> [Set problem]:
Using the records provided below, locate and copy each line that contains the word "hikayesi".

> [Task material]:
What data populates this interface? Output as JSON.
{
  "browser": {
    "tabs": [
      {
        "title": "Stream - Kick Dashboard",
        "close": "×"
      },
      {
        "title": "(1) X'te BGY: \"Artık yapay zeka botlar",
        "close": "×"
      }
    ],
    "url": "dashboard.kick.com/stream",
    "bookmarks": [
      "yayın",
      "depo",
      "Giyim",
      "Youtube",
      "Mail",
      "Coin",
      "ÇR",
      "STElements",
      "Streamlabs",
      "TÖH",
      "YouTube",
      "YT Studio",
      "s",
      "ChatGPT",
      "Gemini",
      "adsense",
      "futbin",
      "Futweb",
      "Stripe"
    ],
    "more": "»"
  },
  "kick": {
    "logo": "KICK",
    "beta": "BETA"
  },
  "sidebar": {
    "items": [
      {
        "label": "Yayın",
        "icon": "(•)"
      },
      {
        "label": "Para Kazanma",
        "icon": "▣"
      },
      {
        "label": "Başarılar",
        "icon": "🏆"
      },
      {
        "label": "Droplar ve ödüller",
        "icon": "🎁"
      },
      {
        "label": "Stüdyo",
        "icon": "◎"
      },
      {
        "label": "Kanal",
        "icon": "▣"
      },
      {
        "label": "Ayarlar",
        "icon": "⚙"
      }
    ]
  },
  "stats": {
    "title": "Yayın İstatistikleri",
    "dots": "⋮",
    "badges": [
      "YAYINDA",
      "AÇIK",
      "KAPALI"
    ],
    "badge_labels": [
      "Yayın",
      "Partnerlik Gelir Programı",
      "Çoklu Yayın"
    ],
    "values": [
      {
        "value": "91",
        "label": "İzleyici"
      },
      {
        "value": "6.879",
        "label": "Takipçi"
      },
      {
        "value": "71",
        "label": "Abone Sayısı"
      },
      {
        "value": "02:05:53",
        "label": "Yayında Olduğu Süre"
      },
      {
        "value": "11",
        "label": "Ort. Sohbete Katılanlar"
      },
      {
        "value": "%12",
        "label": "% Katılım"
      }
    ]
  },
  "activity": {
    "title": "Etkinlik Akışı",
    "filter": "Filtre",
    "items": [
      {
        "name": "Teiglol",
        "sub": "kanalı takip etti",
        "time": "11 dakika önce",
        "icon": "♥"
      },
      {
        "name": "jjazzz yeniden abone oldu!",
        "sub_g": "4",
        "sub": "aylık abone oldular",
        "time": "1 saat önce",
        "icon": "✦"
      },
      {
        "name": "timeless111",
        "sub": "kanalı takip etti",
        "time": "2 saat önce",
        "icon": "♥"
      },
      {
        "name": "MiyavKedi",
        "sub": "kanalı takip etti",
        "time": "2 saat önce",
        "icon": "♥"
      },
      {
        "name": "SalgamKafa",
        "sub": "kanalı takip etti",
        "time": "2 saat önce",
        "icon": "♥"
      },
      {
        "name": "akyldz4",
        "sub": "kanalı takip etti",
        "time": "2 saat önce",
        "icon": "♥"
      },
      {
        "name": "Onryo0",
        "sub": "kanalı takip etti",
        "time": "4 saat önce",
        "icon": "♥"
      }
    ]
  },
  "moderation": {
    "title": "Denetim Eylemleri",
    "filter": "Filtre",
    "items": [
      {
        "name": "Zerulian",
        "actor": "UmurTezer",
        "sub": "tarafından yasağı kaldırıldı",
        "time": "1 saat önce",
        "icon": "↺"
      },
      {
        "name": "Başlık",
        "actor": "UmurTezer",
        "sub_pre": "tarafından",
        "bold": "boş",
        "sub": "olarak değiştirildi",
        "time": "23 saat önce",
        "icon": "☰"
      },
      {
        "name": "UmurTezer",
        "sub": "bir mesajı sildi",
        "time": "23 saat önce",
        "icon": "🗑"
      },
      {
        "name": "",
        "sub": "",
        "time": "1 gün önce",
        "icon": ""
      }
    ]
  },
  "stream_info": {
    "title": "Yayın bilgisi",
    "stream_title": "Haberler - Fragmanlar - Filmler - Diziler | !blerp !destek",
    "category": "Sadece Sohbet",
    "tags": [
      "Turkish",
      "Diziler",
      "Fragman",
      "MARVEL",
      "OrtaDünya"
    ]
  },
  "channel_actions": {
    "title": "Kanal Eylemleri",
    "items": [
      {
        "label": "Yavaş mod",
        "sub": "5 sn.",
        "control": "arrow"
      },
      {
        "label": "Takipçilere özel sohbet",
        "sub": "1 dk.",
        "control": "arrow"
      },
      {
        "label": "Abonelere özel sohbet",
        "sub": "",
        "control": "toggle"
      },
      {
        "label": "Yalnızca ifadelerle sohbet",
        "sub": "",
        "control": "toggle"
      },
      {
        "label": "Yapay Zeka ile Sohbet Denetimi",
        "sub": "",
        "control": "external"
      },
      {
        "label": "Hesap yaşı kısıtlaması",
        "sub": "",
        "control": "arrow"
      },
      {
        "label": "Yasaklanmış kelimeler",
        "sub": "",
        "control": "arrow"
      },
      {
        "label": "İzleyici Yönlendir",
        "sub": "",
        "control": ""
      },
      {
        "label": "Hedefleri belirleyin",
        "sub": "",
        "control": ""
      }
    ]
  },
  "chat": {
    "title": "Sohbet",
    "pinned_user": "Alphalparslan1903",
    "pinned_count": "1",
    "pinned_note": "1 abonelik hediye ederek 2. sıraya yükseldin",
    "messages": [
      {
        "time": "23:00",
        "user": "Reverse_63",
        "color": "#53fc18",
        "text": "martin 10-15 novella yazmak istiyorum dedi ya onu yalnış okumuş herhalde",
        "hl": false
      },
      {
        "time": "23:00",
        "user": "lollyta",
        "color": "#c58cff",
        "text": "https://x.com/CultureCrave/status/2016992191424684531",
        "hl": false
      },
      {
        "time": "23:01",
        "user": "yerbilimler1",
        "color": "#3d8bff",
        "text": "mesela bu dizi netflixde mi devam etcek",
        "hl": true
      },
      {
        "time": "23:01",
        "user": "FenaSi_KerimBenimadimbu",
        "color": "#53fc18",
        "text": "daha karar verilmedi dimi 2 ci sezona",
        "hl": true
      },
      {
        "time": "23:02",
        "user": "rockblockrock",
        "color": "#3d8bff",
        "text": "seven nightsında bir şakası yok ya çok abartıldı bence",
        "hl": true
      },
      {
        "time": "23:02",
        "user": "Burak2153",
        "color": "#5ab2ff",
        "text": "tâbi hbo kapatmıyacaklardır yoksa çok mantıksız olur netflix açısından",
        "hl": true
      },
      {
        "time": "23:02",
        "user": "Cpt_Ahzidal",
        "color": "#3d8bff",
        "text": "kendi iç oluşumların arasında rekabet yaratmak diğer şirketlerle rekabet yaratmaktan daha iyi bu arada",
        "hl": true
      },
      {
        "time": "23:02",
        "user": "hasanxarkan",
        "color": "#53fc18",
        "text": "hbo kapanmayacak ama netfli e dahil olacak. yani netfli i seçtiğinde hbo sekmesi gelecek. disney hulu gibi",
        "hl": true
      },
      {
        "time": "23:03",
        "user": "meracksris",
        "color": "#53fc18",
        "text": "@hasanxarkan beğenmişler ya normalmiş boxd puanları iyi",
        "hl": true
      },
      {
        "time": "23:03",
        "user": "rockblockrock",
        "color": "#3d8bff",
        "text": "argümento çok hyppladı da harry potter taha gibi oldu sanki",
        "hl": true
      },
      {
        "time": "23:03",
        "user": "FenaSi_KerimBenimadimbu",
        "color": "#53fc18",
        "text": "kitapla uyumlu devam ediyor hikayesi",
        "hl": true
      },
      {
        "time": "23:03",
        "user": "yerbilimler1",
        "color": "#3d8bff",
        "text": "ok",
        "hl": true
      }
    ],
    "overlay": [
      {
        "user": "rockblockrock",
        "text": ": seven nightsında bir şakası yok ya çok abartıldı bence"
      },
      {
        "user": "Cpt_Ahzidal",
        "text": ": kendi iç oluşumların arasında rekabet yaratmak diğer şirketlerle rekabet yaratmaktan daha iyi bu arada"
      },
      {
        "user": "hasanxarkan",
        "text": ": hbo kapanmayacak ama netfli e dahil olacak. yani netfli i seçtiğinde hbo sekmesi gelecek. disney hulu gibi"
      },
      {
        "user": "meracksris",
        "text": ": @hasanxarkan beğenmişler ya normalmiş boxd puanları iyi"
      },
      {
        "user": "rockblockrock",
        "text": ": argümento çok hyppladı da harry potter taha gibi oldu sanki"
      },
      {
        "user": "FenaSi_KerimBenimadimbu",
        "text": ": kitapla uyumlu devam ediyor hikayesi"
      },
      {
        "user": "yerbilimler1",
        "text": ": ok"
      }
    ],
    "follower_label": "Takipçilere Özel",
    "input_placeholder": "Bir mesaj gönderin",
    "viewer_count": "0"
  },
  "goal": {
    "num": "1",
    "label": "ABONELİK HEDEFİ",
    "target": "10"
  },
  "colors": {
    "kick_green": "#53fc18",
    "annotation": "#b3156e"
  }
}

> [Exercise response]:
        "text": "kitapla uyumlu devam ediyor hikayesi",
        "text": ": kitapla uyumlu devam ediyor hikayesi"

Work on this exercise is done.